Supplied entries
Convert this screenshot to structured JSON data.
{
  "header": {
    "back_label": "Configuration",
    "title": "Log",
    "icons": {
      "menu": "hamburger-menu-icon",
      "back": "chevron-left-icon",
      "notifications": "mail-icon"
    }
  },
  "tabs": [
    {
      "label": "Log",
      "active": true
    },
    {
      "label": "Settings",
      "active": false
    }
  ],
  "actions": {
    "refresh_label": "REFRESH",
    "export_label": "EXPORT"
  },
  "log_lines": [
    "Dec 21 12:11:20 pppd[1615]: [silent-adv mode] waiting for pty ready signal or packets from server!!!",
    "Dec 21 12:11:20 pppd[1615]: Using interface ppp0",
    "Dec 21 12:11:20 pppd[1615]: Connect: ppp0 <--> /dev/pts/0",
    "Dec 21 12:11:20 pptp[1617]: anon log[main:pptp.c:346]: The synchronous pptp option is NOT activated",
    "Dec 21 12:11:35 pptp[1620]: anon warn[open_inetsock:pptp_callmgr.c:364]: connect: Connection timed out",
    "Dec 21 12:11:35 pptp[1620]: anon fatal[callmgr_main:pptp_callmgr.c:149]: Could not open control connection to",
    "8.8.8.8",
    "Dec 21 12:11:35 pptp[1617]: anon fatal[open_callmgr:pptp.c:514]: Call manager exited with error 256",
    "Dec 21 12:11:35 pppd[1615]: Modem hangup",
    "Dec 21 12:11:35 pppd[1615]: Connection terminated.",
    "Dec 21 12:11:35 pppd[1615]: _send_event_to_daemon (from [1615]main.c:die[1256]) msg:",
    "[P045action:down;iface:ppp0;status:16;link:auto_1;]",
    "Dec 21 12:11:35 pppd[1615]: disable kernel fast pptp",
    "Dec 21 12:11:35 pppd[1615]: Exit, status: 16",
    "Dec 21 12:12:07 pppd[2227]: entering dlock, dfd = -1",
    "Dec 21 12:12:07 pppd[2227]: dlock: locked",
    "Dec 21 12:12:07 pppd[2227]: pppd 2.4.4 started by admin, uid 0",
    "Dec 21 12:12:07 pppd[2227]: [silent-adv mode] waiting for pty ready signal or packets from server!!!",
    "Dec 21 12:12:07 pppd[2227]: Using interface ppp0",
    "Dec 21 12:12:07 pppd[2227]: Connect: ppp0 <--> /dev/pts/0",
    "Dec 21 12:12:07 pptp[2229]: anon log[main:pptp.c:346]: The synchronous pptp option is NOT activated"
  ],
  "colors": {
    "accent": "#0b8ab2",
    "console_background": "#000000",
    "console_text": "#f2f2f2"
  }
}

* * *

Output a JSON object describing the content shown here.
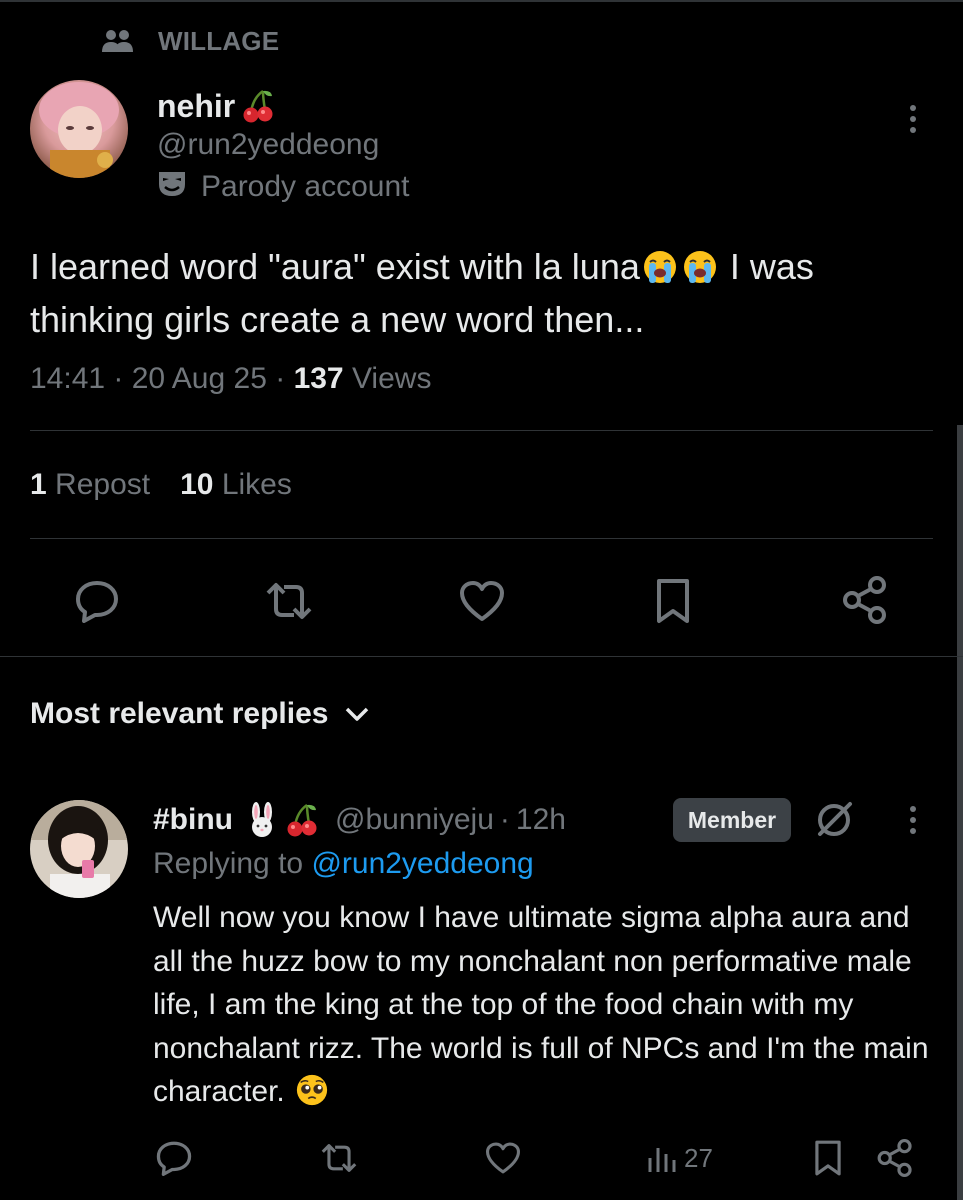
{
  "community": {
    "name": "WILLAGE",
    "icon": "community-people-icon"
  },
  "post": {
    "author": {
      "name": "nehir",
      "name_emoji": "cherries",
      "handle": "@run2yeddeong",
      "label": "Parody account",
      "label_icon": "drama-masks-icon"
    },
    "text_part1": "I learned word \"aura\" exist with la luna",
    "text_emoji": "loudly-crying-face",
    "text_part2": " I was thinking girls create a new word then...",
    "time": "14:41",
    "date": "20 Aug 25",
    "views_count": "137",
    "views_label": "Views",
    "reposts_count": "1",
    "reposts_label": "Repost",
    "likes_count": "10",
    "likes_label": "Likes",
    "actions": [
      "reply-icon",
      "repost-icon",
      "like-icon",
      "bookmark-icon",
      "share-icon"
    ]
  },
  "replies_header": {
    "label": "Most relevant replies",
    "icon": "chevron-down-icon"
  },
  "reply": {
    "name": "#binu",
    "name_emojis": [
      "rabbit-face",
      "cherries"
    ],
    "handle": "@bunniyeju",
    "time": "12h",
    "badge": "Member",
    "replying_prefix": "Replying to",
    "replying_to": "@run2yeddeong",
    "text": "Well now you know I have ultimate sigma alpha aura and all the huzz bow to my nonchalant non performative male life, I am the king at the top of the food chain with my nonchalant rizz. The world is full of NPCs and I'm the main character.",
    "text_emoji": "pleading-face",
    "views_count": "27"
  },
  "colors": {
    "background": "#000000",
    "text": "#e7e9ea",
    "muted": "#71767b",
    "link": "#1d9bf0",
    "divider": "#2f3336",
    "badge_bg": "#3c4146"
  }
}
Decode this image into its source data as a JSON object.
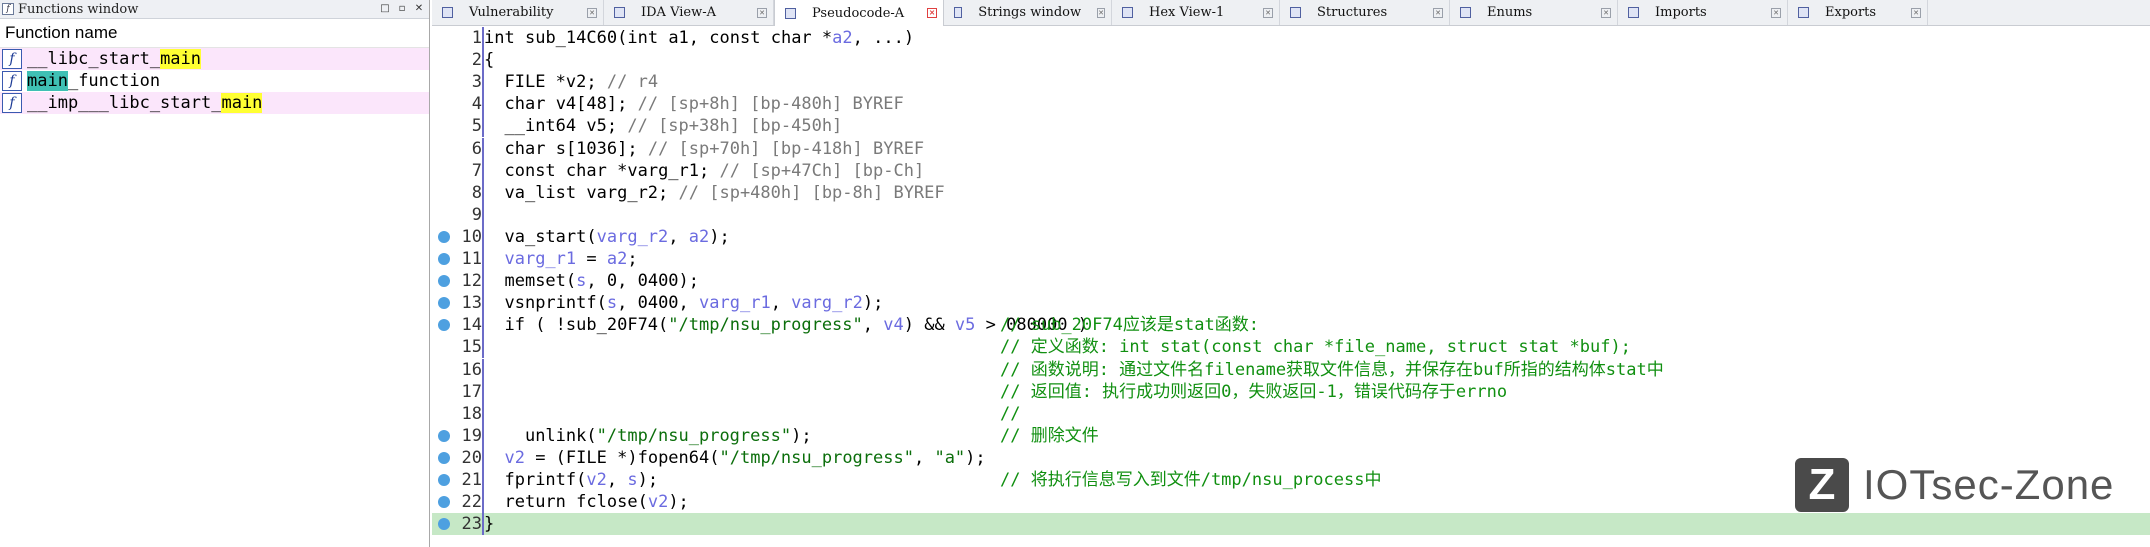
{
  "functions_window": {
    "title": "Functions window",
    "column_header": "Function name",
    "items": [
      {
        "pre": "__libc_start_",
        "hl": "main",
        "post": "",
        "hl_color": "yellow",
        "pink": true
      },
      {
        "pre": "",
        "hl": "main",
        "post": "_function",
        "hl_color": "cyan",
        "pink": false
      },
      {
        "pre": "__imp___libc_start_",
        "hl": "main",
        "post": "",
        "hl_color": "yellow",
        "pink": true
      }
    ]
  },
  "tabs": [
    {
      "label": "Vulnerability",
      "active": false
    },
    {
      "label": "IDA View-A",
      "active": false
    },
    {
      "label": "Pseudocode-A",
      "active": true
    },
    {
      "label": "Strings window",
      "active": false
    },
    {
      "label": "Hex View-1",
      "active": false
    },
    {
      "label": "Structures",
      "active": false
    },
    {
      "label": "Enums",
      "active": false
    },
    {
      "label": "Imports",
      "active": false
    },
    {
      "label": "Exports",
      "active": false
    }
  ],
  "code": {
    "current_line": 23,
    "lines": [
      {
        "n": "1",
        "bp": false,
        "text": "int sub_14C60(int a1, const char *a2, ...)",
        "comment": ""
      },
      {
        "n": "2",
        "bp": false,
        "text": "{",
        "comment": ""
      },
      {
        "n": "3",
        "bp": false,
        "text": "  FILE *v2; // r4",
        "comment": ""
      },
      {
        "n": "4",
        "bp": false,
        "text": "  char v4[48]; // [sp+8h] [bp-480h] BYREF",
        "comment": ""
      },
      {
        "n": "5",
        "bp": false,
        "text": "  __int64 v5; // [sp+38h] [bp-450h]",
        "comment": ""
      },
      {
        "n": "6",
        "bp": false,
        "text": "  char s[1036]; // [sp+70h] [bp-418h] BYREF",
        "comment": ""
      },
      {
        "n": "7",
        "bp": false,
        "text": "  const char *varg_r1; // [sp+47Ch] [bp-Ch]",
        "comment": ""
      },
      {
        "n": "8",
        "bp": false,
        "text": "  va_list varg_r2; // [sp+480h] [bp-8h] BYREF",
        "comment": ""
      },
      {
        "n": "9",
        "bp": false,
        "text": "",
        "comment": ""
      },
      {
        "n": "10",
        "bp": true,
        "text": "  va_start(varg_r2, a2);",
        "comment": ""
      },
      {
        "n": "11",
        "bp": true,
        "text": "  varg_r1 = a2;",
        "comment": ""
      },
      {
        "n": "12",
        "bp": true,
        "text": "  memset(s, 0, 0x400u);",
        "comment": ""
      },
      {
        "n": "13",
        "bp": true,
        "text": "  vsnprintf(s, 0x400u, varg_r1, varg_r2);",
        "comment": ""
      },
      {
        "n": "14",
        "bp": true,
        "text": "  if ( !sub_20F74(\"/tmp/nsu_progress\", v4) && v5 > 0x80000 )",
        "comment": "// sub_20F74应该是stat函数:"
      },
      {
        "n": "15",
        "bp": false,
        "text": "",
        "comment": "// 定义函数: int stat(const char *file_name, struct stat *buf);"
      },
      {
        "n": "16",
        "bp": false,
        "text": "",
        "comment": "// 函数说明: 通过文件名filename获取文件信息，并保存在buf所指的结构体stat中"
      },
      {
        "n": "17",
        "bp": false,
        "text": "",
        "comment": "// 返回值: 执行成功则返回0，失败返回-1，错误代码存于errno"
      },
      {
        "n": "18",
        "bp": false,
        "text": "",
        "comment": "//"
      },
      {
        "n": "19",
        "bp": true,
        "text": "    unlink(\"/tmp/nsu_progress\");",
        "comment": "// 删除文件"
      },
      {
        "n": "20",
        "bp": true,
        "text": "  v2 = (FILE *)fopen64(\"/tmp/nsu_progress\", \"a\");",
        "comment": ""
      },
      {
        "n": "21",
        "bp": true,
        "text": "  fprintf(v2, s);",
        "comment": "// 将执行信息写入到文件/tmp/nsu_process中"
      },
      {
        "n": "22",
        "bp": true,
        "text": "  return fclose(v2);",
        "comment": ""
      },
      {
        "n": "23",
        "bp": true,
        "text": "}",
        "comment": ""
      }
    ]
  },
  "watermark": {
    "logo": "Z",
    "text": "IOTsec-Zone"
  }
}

Exercise details
Return all the lines that contain the string "data".

The reply
Convert this screenshot to structured JSON data.
Decode this image into its source data as a JSON object.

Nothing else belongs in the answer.